**To be done**:
Filter these entries so that only lines with the word "marker" remain.

>> Begin The data

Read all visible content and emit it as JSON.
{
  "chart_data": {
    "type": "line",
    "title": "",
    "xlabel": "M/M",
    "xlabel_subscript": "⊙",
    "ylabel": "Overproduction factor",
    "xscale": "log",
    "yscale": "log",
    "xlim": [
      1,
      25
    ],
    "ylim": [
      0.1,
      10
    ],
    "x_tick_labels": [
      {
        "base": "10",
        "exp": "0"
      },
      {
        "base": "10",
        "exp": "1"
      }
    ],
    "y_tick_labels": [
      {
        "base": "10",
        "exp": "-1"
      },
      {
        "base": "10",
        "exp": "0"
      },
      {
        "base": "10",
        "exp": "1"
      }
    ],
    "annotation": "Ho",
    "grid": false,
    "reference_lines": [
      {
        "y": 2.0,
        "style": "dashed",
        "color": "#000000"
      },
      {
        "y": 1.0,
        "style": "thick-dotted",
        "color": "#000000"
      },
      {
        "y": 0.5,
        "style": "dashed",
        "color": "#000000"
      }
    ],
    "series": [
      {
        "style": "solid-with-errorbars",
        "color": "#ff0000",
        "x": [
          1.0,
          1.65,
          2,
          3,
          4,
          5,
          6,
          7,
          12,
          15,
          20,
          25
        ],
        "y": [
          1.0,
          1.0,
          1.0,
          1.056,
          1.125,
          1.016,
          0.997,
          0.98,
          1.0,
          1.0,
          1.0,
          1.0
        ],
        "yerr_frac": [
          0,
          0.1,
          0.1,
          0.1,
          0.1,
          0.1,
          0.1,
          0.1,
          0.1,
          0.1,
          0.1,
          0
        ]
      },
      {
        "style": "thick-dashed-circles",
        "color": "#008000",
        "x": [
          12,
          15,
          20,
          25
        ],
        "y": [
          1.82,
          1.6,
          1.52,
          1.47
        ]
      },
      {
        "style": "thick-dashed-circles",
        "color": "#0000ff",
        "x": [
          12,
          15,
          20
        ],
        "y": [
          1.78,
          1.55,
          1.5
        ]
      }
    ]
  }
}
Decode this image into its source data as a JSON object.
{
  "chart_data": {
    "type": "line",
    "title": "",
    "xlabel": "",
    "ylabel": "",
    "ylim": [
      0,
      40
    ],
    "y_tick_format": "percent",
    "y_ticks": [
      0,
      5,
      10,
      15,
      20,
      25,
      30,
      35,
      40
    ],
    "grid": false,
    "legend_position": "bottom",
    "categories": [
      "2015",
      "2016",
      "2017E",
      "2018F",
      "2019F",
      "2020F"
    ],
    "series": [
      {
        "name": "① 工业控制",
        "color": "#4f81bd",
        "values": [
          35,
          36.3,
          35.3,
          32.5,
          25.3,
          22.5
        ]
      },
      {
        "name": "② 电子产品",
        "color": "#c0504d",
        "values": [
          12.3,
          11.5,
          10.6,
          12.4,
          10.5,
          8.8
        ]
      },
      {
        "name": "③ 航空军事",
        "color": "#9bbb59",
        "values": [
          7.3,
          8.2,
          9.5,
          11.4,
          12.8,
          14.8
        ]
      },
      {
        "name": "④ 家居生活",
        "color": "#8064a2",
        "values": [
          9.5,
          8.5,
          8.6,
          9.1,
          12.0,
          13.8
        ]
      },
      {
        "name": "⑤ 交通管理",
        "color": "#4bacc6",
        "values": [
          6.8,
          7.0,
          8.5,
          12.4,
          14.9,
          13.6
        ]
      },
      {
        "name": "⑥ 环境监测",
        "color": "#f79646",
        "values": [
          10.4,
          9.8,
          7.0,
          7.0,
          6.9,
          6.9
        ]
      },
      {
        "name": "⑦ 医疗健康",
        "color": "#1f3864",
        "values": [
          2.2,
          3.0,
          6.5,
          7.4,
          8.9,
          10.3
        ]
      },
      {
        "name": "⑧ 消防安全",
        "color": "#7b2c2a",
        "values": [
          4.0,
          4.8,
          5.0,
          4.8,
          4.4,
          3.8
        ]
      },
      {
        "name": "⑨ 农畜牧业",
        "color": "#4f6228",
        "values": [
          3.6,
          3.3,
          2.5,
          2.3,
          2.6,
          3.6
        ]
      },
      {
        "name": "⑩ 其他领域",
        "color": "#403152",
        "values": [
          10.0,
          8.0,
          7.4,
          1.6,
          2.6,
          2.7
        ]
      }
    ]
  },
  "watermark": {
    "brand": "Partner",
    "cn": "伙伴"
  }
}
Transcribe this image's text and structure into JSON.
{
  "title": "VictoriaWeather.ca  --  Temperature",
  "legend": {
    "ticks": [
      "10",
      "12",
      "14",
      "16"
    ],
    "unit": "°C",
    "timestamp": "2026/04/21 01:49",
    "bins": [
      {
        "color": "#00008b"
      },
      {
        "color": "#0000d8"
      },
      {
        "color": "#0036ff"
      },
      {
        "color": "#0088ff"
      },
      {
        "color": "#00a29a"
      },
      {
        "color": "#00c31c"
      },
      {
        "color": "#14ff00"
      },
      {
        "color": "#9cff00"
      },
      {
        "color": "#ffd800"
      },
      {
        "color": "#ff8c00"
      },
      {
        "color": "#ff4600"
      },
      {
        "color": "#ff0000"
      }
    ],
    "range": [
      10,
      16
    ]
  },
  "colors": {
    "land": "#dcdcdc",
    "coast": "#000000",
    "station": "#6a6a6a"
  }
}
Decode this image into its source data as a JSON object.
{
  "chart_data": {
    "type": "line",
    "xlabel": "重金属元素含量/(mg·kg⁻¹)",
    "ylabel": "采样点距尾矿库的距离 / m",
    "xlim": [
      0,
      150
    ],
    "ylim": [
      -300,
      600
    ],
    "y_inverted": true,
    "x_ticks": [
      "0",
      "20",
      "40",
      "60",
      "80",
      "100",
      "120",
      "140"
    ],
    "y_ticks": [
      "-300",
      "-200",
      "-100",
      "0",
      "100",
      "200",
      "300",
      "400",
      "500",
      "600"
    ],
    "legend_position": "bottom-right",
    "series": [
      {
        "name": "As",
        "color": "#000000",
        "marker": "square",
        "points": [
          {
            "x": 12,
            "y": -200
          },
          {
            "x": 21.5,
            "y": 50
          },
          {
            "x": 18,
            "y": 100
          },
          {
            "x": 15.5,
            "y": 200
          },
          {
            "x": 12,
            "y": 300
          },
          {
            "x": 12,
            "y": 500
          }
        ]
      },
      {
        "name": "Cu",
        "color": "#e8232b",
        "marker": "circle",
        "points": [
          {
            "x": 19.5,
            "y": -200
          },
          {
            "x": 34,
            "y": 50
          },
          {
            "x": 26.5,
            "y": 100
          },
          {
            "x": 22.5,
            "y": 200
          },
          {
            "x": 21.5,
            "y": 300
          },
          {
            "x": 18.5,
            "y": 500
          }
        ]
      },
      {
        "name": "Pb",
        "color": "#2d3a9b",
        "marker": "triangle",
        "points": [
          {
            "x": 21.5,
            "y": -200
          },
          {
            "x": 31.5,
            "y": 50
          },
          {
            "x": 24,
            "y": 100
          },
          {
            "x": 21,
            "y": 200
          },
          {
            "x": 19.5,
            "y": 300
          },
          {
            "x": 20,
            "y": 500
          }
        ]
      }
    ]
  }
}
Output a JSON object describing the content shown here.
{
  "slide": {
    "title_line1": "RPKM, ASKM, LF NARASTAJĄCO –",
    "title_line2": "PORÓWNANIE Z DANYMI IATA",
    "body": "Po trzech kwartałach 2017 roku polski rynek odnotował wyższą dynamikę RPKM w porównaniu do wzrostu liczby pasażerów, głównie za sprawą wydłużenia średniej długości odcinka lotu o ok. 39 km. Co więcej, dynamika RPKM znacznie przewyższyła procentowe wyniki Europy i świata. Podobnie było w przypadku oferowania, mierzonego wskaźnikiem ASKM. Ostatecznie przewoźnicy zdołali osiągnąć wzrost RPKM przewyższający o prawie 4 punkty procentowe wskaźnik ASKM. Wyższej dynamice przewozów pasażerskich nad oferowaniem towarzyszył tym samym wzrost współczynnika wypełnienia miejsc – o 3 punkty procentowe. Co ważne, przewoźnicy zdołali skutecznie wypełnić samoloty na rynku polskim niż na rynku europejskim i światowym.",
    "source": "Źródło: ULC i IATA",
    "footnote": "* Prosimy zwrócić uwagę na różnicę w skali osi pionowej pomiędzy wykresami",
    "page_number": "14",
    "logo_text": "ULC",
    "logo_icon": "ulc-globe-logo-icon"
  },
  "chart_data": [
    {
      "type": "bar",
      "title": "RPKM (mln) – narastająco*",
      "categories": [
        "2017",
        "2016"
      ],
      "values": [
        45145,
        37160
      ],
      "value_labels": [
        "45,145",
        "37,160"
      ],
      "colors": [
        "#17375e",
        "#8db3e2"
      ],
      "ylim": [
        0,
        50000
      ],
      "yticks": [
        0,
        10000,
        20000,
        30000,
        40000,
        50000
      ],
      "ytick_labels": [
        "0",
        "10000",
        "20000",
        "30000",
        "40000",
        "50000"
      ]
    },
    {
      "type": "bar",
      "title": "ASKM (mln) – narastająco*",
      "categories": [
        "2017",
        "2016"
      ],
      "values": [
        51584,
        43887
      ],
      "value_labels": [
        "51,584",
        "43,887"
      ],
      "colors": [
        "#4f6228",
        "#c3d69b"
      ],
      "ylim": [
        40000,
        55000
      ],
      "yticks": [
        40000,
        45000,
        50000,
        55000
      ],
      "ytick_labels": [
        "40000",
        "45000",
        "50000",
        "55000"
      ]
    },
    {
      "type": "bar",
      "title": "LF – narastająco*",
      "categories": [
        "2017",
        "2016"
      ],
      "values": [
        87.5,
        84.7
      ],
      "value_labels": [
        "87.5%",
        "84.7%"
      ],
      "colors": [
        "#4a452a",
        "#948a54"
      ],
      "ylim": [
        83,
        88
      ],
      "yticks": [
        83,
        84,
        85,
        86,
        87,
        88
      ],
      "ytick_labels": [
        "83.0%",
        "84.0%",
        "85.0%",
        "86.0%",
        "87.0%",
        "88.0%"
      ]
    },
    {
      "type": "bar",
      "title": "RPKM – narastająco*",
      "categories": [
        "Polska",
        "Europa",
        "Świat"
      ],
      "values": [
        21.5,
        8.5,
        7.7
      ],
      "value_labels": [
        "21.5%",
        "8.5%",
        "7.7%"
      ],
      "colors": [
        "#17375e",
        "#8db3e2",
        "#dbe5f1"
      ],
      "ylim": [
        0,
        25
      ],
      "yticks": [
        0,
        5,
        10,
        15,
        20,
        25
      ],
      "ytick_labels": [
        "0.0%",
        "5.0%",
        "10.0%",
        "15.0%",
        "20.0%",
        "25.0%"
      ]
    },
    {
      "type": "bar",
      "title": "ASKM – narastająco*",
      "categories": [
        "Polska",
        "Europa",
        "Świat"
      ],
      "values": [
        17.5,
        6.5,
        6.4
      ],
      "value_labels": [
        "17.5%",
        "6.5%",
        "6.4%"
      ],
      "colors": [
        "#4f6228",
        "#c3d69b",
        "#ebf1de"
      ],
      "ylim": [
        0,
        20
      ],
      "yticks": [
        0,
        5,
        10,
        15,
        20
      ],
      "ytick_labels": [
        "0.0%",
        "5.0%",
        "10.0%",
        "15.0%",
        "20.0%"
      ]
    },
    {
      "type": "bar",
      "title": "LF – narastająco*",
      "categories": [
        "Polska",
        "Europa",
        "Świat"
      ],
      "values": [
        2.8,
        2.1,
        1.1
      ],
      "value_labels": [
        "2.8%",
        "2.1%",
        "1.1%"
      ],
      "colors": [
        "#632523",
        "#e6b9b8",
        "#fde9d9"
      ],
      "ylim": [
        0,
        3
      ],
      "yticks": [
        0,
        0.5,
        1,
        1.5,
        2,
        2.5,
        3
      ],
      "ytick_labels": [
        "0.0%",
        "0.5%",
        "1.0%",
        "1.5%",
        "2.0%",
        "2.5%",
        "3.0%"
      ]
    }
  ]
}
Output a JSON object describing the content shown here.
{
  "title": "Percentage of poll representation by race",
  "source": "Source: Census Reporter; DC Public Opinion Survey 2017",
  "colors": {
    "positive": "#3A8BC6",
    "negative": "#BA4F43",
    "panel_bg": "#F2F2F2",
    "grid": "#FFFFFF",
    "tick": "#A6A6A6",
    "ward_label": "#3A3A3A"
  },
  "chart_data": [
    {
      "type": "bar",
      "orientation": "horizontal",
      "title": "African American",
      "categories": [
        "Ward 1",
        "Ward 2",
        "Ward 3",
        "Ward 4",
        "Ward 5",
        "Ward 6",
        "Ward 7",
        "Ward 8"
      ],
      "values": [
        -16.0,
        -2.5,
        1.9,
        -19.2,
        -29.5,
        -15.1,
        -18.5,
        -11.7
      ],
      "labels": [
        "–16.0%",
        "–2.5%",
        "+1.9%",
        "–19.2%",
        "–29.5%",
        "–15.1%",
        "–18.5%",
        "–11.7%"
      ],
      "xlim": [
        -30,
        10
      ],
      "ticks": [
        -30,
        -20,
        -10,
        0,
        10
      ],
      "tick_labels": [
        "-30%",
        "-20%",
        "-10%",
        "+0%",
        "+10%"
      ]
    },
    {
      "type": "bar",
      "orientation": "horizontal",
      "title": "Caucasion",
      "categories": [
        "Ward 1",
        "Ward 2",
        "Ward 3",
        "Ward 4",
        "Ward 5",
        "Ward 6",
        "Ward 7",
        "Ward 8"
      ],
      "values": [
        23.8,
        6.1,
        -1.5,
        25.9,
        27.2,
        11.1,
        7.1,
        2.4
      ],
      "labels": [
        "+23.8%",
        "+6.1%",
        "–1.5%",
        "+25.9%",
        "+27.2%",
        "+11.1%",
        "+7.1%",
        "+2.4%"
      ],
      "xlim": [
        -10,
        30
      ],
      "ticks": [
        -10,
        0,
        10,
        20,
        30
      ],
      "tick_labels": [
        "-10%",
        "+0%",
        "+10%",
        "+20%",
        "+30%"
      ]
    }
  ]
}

>> End The data

**Answer for the task**:
        "marker": "square",
        "marker": "circle",
        "marker": "triangle",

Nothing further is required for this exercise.